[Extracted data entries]
◆ ◆ ◆

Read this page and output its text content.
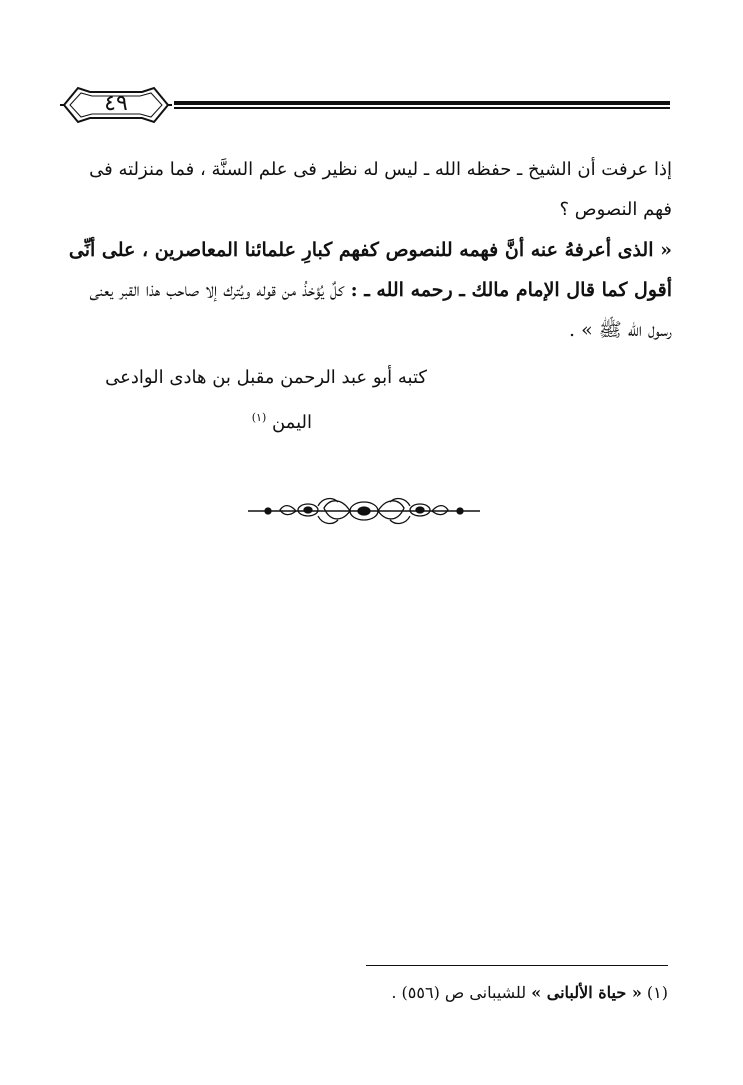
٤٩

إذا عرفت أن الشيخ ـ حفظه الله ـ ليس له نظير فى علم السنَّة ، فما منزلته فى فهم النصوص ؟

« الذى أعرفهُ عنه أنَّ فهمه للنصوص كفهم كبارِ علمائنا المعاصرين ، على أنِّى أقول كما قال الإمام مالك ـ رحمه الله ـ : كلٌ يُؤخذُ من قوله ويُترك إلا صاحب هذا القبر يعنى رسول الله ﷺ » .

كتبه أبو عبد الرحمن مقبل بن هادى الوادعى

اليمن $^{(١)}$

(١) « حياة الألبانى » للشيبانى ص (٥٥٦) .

◆ ◆ ◆

* Stated goal *
Give back the entries verbatim. Do not include any picture.

* Answer to this task *
Read this page and output its text content.
٤٩

إذا عرفت أن الشيخ ـ حفظه الله ـ ليس له نظير فى علم السنَّة ، فما منزلته فى فهم النصوص ؟

« الذى أعرفهُ عنه أنَّ فهمه للنصوص كفهم كبارِ علمائنا المعاصرين ، على أنِّى أقول كما قال الإمام مالك ـ رحمه الله ـ : كلٌ يُؤخذُ من قوله ويُترك إلا صاحب هذا القبر يعنى رسول الله ﷺ » .

كتبه أبو عبد الرحمن مقبل بن هادى الوادعى

اليمن $^{(١)}$

(١) « حياة الألبانى » للشيبانى ص (٥٥٦) .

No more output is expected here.